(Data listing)
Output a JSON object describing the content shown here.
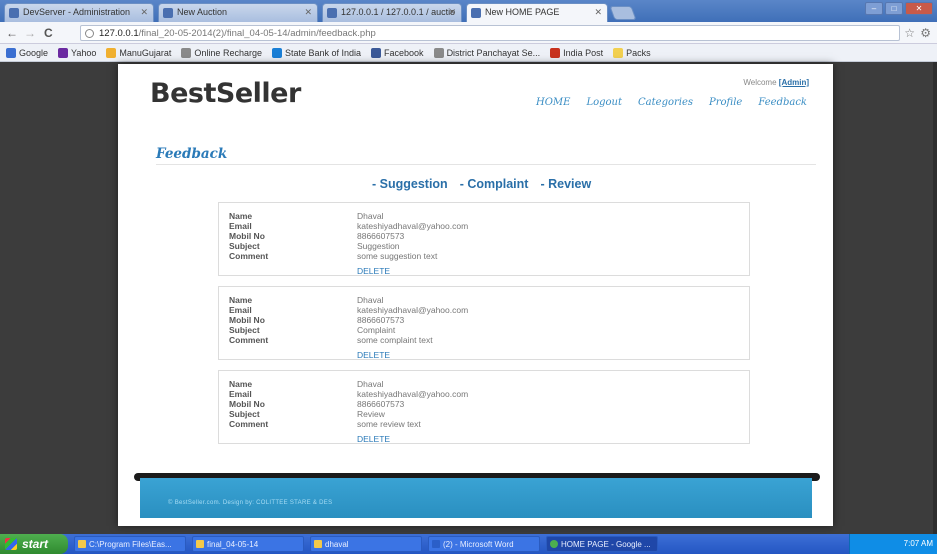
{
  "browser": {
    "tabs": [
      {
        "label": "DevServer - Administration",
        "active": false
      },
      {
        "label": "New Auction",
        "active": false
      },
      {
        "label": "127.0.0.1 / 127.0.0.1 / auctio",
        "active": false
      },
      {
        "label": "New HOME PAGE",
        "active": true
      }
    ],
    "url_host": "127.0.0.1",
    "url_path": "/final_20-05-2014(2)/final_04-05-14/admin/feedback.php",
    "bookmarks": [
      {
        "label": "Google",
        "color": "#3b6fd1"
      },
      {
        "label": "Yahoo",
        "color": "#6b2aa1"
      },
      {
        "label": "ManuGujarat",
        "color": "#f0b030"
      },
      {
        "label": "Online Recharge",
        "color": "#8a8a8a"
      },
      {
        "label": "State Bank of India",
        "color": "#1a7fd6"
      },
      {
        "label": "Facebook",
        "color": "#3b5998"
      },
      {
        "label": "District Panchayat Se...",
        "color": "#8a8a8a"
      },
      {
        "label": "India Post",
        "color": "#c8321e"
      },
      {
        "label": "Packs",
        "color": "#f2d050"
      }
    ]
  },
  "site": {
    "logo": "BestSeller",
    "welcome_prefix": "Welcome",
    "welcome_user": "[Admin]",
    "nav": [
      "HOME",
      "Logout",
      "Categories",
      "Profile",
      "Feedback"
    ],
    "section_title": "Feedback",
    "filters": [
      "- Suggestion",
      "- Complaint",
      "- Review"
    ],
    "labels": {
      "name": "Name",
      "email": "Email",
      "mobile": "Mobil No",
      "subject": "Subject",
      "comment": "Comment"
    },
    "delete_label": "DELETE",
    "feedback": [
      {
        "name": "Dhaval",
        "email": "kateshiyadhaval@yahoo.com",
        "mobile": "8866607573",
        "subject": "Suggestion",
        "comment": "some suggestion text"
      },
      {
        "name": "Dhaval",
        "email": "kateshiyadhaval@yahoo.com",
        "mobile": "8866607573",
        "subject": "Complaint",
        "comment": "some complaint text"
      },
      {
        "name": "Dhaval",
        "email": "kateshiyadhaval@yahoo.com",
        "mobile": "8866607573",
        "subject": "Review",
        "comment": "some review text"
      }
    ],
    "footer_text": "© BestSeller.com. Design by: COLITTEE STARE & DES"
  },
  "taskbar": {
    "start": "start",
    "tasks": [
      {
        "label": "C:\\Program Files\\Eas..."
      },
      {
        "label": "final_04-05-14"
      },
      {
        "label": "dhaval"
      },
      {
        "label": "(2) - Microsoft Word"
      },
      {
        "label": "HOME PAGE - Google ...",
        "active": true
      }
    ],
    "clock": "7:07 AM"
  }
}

_WHAT THIS TASK INVOLVES:_
Set the pictures aside and transcribe the data above exactly.

_COMPLETED TASK:_
Output a JSON object describing the content shown here.
{
  "browser": {
    "tabs": [
      {
        "label": "DevServer - Administration",
        "active": false
      },
      {
        "label": "New Auction",
        "active": false
      },
      {
        "label": "127.0.0.1 / 127.0.0.1 / auctio",
        "active": false
      },
      {
        "label": "New HOME PAGE",
        "active": true
      }
    ],
    "url_host": "127.0.0.1",
    "url_path": "/final_20-05-2014(2)/final_04-05-14/admin/feedback.php",
    "bookmarks": [
      {
        "label": "Google",
        "color": "#3b6fd1"
      },
      {
        "label": "Yahoo",
        "color": "#6b2aa1"
      },
      {
        "label": "ManuGujarat",
        "color": "#f0b030"
      },
      {
        "label": "Online Recharge",
        "color": "#8a8a8a"
      },
      {
        "label": "State Bank of India",
        "color": "#1a7fd6"
      },
      {
        "label": "Facebook",
        "color": "#3b5998"
      },
      {
        "label": "District Panchayat Se...",
        "color": "#8a8a8a"
      },
      {
        "label": "India Post",
        "color": "#c8321e"
      },
      {
        "label": "Packs",
        "color": "#f2d050"
      }
    ]
  },
  "site": {
    "logo": "BestSeller",
    "welcome_prefix": "Welcome",
    "welcome_user": "[Admin]",
    "nav": [
      "HOME",
      "Logout",
      "Categories",
      "Profile",
      "Feedback"
    ],
    "section_title": "Feedback",
    "filters": [
      "- Suggestion",
      "- Complaint",
      "- Review"
    ],
    "labels": {
      "name": "Name",
      "email": "Email",
      "mobile": "Mobil No",
      "subject": "Subject",
      "comment": "Comment"
    },
    "delete_label": "DELETE",
    "feedback": [
      {
        "name": "Dhaval",
        "email": "kateshiyadhaval@yahoo.com",
        "mobile": "8866607573",
        "subject": "Suggestion",
        "comment": "some suggestion text"
      },
      {
        "name": "Dhaval",
        "email": "kateshiyadhaval@yahoo.com",
        "mobile": "8866607573",
        "subject": "Complaint",
        "comment": "some complaint text"
      },
      {
        "name": "Dhaval",
        "email": "kateshiyadhaval@yahoo.com",
        "mobile": "8866607573",
        "subject": "Review",
        "comment": "some review text"
      }
    ],
    "footer_text": "© BestSeller.com. Design by: COLITTEE STARE & DES"
  },
  "taskbar": {
    "start": "start",
    "tasks": [
      {
        "label": "C:\\Program Files\\Eas..."
      },
      {
        "label": "final_04-05-14"
      },
      {
        "label": "dhaval"
      },
      {
        "label": "(2) - Microsoft Word"
      },
      {
        "label": "HOME PAGE - Google ...",
        "active": true
      }
    ],
    "clock": "7:07 AM"
  }
}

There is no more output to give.